- What the exercise asks -
Every entry must be repeated exactly. Exclude all pictures.

________________________

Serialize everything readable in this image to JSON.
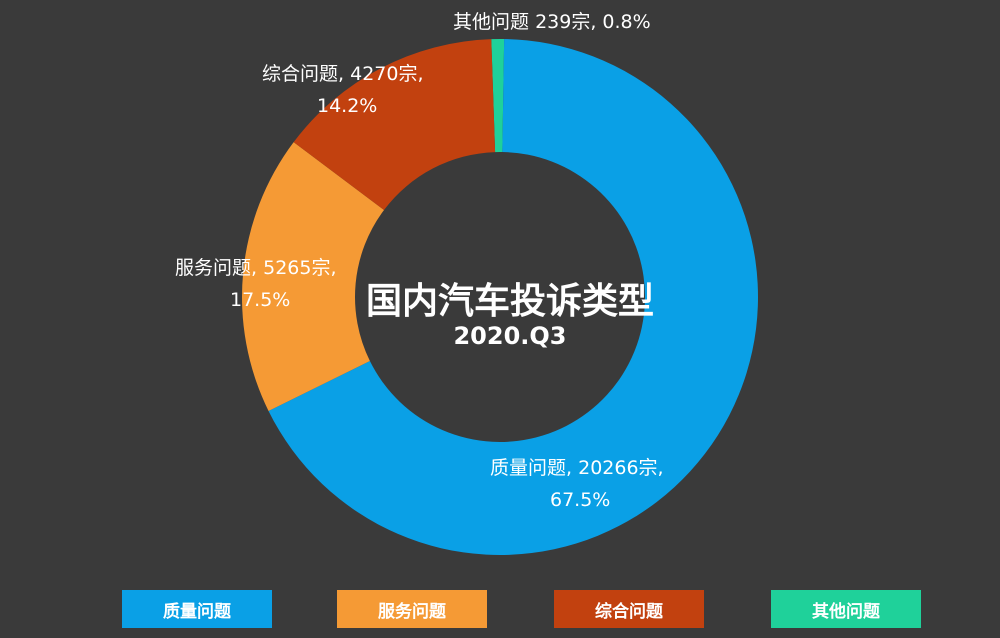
{
  "chart_data": {
    "type": "pie",
    "title": "国内汽车投诉类型",
    "subtitle": "2020.Q3",
    "slices": [
      {
        "label": "质量问题",
        "count_text": "20266宗,",
        "percent_text": "67.5%",
        "value": 20266,
        "percent": 67.5,
        "color": "#0aa0e6"
      },
      {
        "label": "服务问题",
        "count_text": "5265宗,",
        "percent_text": "17.5%",
        "value": 5265,
        "percent": 17.5,
        "color": "#f59a35"
      },
      {
        "label": "综合问题",
        "count_text": "4270宗,",
        "percent_text": "14.2%",
        "value": 4270,
        "percent": 14.2,
        "color": "#c2410f"
      },
      {
        "label": "其他问题",
        "count_text": "239宗,",
        "percent_text": "0.8%",
        "value": 239,
        "percent": 0.8,
        "color": "#1fd19a"
      }
    ],
    "legend": [
      "质量问题",
      "服务问题",
      "综合问题",
      "其他问题"
    ],
    "legend_position": "bottom",
    "donut": true
  }
}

________________________

- Result of the task -
Serialize everything readable in this image to JSON.
{
  "chart_data": {
    "type": "pie",
    "title": "国内汽车投诉类型",
    "subtitle": "2020.Q3",
    "slices": [
      {
        "label": "质量问题",
        "count_text": "20266宗,",
        "percent_text": "67.5%",
        "value": 20266,
        "percent": 67.5,
        "color": "#0aa0e6"
      },
      {
        "label": "服务问题",
        "count_text": "5265宗,",
        "percent_text": "17.5%",
        "value": 5265,
        "percent": 17.5,
        "color": "#f59a35"
      },
      {
        "label": "综合问题",
        "count_text": "4270宗,",
        "percent_text": "14.2%",
        "value": 4270,
        "percent": 14.2,
        "color": "#c2410f"
      },
      {
        "label": "其他问题",
        "count_text": "239宗,",
        "percent_text": "0.8%",
        "value": 239,
        "percent": 0.8,
        "color": "#1fd19a"
      }
    ],
    "legend": [
      "质量问题",
      "服务问题",
      "综合问题",
      "其他问题"
    ],
    "legend_position": "bottom",
    "donut": true
  }
}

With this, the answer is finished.